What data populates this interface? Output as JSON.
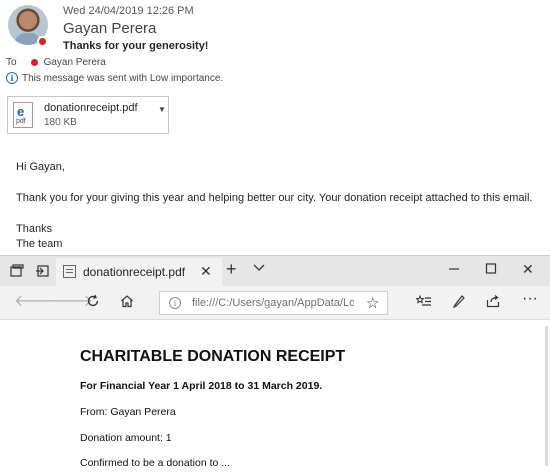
{
  "message": {
    "date": "Wed 24/04/2019 12:26 PM",
    "sender": "Gayan Perera",
    "subject": "Thanks for your generosity!",
    "to_label": "To",
    "recipient": "Gayan Perera",
    "importance_note": "This message was sent with Low importance.",
    "attachment": {
      "name": "donationreceipt.pdf",
      "size": "180 KB",
      "icon_letter": "e",
      "icon_type": "pdf"
    },
    "body": [
      "Hi Gayan,",
      "Thank you for your giving this year and helping better our city. Your donation receipt attached to this email.",
      "Thanks",
      "The team"
    ],
    "presence_color": "#e0201c"
  },
  "browser": {
    "tab_title": "donationreceipt.pdf",
    "address": "file:///C:/Users/gayan/AppData/Loc",
    "document": {
      "title": "CHARITABLE DONATION RECEIPT",
      "financial_year": "For Financial Year 1 April 2018 to 31 March 2019.",
      "from": "From: Gayan Perera",
      "amount": "Donation amount: 1",
      "confirmed": "Confirmed to be a donation to ..."
    }
  }
}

---*---

WHAT THIS TASK INVOLVES: Repeat the preceding records precisely, and leave every picture out of the copy.

ANSWER TO THE PROBLEM:
What data populates this interface? Output as JSON.
{
  "message": {
    "date": "Wed 24/04/2019 12:26 PM",
    "sender": "Gayan Perera",
    "subject": "Thanks for your generosity!",
    "to_label": "To",
    "recipient": "Gayan Perera",
    "importance_note": "This message was sent with Low importance.",
    "attachment": {
      "name": "donationreceipt.pdf",
      "size": "180 KB",
      "icon_letter": "e",
      "icon_type": "pdf"
    },
    "body": [
      "Hi Gayan,",
      "Thank you for your giving this year and helping better our city. Your donation receipt attached to this email.",
      "Thanks",
      "The team"
    ],
    "presence_color": "#e0201c"
  },
  "browser": {
    "tab_title": "donationreceipt.pdf",
    "address": "file:///C:/Users/gayan/AppData/Loc",
    "document": {
      "title": "CHARITABLE DONATION RECEIPT",
      "financial_year": "For Financial Year 1 April 2018 to 31 March 2019.",
      "from": "From: Gayan Perera",
      "amount": "Donation amount: 1",
      "confirmed": "Confirmed to be a donation to ..."
    }
  }
}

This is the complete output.